Data items
------
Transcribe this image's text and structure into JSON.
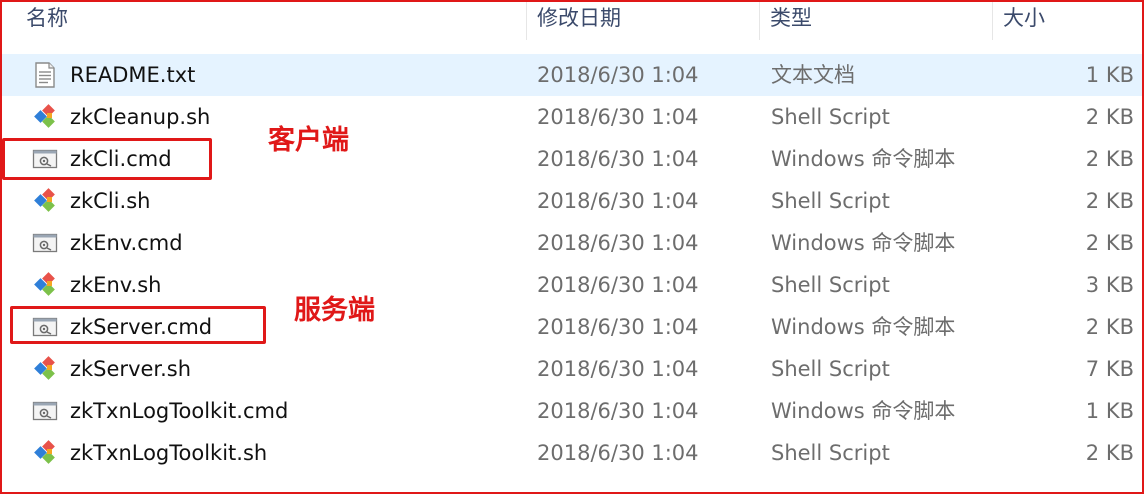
{
  "header": {
    "name": "名称",
    "date": "修改日期",
    "type": "类型",
    "size": "大小"
  },
  "files": [
    {
      "name": "README.txt",
      "date": "2018/6/30 1:04",
      "type": "文本文档",
      "size": "1 KB",
      "icon": "text-file-icon"
    },
    {
      "name": "zkCleanup.sh",
      "date": "2018/6/30 1:04",
      "type": "Shell Script",
      "size": "2 KB",
      "icon": "git-script-icon"
    },
    {
      "name": "zkCli.cmd",
      "date": "2018/6/30 1:04",
      "type": "Windows 命令脚本",
      "size": "2 KB",
      "icon": "cmd-script-icon"
    },
    {
      "name": "zkCli.sh",
      "date": "2018/6/30 1:04",
      "type": "Shell Script",
      "size": "2 KB",
      "icon": "git-script-icon"
    },
    {
      "name": "zkEnv.cmd",
      "date": "2018/6/30 1:04",
      "type": "Windows 命令脚本",
      "size": "2 KB",
      "icon": "cmd-script-icon"
    },
    {
      "name": "zkEnv.sh",
      "date": "2018/6/30 1:04",
      "type": "Shell Script",
      "size": "3 KB",
      "icon": "git-script-icon"
    },
    {
      "name": "zkServer.cmd",
      "date": "2018/6/30 1:04",
      "type": "Windows 命令脚本",
      "size": "2 KB",
      "icon": "cmd-script-icon"
    },
    {
      "name": "zkServer.sh",
      "date": "2018/6/30 1:04",
      "type": "Shell Script",
      "size": "7 KB",
      "icon": "git-script-icon"
    },
    {
      "name": "zkTxnLogToolkit.cmd",
      "date": "2018/6/30 1:04",
      "type": "Windows 命令脚本",
      "size": "1 KB",
      "icon": "cmd-script-icon"
    },
    {
      "name": "zkTxnLogToolkit.sh",
      "date": "2018/6/30 1:04",
      "type": "Shell Script",
      "size": "2 KB",
      "icon": "git-script-icon"
    }
  ],
  "annotations": {
    "client": "客户端",
    "server": "服务端"
  },
  "colors": {
    "annotation_red": "#e01818",
    "selected_row": "#e5f3ff",
    "header_text": "#3b4a6b"
  }
}
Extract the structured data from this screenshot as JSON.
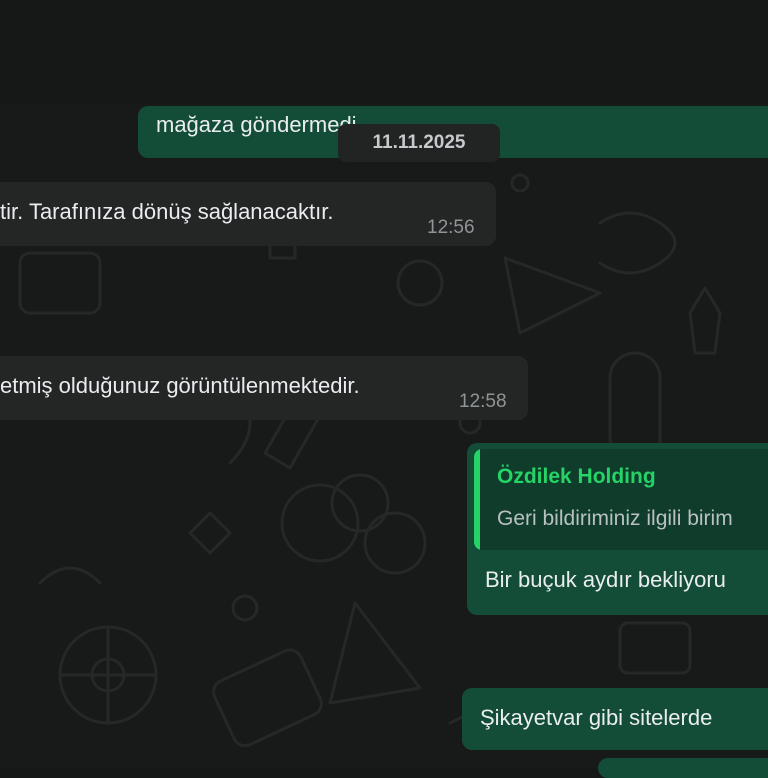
{
  "date_chip": "11.11.2025",
  "messages": [
    {
      "text": "mağaza göndermedi"
    },
    {
      "text": "tir. Tarafınıza dönüş sağlanacaktır.",
      "time": "12:56"
    },
    {
      "text": "etmiş olduğunuz görüntülenmektedir.",
      "time": "12:58"
    },
    {
      "quote_author": "Özdilek Holding",
      "quote_text": "Geri bildiriminiz ilgili birim",
      "text": "Bir buçuk aydır bekliyoru"
    },
    {
      "text": "Şikayetvar gibi sitelerde"
    }
  ],
  "colors": {
    "incoming": "#242626",
    "outgoing": "#144d37",
    "accent": "#25d366",
    "background": "#181919"
  }
}
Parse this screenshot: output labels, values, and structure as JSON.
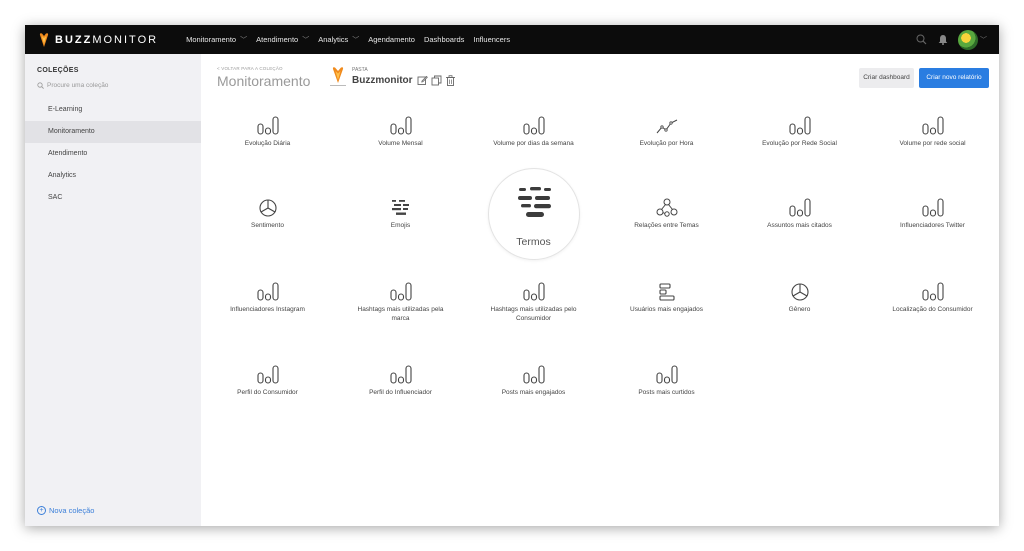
{
  "app": {
    "logo_bold": "BUZZ",
    "logo_light": "MONITOR"
  },
  "nav": [
    {
      "label": "Monitoramento",
      "has_dropdown": true
    },
    {
      "label": "Atendimento",
      "has_dropdown": true
    },
    {
      "label": "Analytics",
      "has_dropdown": true
    },
    {
      "label": "Agendamento",
      "has_dropdown": false
    },
    {
      "label": "Dashboards",
      "has_dropdown": false
    },
    {
      "label": "Influencers",
      "has_dropdown": false
    }
  ],
  "topbar_icons": [
    "search-icon",
    "bell-icon",
    "avatar"
  ],
  "sidebar": {
    "title": "COLEÇÕES",
    "search_placeholder": "Procure uma coleção",
    "items": [
      {
        "label": "E-Learning",
        "active": false
      },
      {
        "label": "Monitoramento",
        "active": true
      },
      {
        "label": "Atendimento",
        "active": false
      },
      {
        "label": "Analytics",
        "active": false
      },
      {
        "label": "SAC",
        "active": false
      }
    ],
    "new_collection": "Nova coleção"
  },
  "header": {
    "back_link": "< VOLTAR PARA A COLEÇÃO",
    "title": "Monitoramento",
    "folder_label": "PASTA",
    "folder_name": "Buzzmonitor",
    "folder_actions": [
      "edit-icon",
      "copy-icon",
      "trash-icon"
    ],
    "create_dashboard": "Criar dashboard",
    "create_report": "Criar novo relatório"
  },
  "tiles": [
    {
      "label": "Evolução Diária",
      "icon": "bar-chart-icon"
    },
    {
      "label": "Volume Mensal",
      "icon": "bar-chart-icon"
    },
    {
      "label": "Volume por dias da semana",
      "icon": "bar-chart-icon"
    },
    {
      "label": "Evolução por Hora",
      "icon": "line-chart-icon"
    },
    {
      "label": "Evolução por Rede Social",
      "icon": "bar-chart-icon"
    },
    {
      "label": "Volume por rede social",
      "icon": "bar-chart-icon"
    },
    {
      "label": "Sentimento",
      "icon": "pie-chart-icon"
    },
    {
      "label": "Emojis",
      "icon": "word-cloud-icon"
    },
    {
      "label": "Termos",
      "icon": "word-cloud-icon",
      "featured": true
    },
    {
      "label": "Relações entre Temas",
      "icon": "network-icon"
    },
    {
      "label": "Assuntos mais citados",
      "icon": "bar-chart-icon"
    },
    {
      "label": "Influenciadores Twitter",
      "icon": "bar-chart-icon"
    },
    {
      "label": "Influenciadores Instagram",
      "icon": "bar-chart-icon"
    },
    {
      "label": "Hashtags mais utilizadas pela marca",
      "icon": "bar-chart-icon"
    },
    {
      "label": "Hashtags mais utilizadas pelo Consumidor",
      "icon": "bar-chart-icon"
    },
    {
      "label": "Usuários mais engajados",
      "icon": "horizontal-bar-icon"
    },
    {
      "label": "Gênero",
      "icon": "pie-chart-icon"
    },
    {
      "label": "Localização do Consumidor",
      "icon": "bar-chart-icon"
    },
    {
      "label": "Perfil do Consumidor",
      "icon": "bar-chart-icon"
    },
    {
      "label": "Perfil do Influenciador",
      "icon": "bar-chart-icon"
    },
    {
      "label": "Posts mais engajados",
      "icon": "bar-chart-icon"
    },
    {
      "label": "Posts mais curtidos",
      "icon": "bar-chart-icon"
    }
  ],
  "colors": {
    "topbar": "#0c0c0c",
    "primary": "#2a7de1",
    "link": "#3b7fd9",
    "flame": "#f08a1c"
  }
}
------
## Challenge
Among the lines above, count those containing the word "Evolução" and give nothing but the result.

## Result for this exercise
3